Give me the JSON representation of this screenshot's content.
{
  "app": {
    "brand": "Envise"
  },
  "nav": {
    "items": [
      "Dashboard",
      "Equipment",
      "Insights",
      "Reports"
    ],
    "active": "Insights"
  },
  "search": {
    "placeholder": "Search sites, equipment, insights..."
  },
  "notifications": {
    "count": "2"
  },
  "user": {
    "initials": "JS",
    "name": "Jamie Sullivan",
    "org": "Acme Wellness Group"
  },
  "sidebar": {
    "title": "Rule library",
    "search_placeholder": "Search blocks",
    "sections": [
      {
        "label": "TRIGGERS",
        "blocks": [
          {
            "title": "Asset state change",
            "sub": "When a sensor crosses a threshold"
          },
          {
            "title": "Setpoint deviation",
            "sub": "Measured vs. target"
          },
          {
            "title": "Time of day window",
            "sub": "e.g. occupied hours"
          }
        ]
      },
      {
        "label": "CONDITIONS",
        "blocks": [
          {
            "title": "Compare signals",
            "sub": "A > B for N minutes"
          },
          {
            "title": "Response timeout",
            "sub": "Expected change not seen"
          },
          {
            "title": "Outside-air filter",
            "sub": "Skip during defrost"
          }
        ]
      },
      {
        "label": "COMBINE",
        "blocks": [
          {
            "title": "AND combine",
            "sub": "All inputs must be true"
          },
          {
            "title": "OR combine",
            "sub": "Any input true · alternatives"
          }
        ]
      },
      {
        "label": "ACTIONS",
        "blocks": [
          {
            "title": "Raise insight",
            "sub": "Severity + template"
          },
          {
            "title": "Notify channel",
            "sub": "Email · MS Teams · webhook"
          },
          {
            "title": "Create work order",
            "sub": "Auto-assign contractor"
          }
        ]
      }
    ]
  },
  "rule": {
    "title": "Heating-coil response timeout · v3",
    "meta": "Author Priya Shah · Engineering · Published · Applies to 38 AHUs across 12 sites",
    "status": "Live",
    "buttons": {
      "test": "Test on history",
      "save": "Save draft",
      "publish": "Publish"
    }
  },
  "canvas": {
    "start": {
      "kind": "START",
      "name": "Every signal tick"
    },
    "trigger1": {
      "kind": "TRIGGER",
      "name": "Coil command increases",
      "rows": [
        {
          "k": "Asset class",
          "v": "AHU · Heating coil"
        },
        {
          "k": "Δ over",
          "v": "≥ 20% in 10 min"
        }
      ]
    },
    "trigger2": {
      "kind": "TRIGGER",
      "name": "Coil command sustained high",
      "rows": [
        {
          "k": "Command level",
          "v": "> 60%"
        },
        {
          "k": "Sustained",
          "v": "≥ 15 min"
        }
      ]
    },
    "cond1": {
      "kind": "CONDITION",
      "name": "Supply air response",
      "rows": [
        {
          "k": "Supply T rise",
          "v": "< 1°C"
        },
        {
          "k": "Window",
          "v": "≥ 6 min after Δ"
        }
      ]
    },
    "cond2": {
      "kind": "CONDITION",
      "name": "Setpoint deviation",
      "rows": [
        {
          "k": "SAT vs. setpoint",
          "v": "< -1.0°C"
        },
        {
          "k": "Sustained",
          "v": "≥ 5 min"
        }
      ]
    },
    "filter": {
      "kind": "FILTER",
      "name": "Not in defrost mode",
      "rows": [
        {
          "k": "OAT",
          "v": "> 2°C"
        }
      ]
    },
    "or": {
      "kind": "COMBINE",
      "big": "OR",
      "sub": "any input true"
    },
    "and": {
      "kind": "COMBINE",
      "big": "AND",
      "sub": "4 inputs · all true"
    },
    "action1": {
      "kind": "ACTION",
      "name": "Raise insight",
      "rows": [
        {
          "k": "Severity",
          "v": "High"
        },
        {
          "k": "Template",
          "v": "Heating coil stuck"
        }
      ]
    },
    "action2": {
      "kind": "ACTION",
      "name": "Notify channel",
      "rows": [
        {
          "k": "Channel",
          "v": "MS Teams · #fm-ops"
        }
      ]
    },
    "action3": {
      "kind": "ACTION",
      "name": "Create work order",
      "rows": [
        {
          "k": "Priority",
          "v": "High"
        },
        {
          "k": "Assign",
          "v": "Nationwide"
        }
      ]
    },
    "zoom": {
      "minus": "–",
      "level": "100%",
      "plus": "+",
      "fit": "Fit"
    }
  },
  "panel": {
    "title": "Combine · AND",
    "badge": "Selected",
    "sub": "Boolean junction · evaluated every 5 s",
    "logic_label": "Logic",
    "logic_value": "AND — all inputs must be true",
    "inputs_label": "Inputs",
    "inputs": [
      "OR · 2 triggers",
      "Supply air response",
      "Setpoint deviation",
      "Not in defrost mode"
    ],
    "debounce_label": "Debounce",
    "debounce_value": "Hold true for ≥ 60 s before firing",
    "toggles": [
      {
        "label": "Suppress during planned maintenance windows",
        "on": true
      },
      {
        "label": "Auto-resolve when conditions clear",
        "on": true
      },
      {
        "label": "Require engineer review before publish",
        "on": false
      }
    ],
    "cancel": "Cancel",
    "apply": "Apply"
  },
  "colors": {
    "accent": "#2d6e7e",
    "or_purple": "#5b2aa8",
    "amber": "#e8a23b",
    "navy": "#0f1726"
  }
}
###
Stated exercise: Show the lines of the data that hold the word "change".

Task response:
            "title": "Asset state change",
            "sub": "Expected change not seen"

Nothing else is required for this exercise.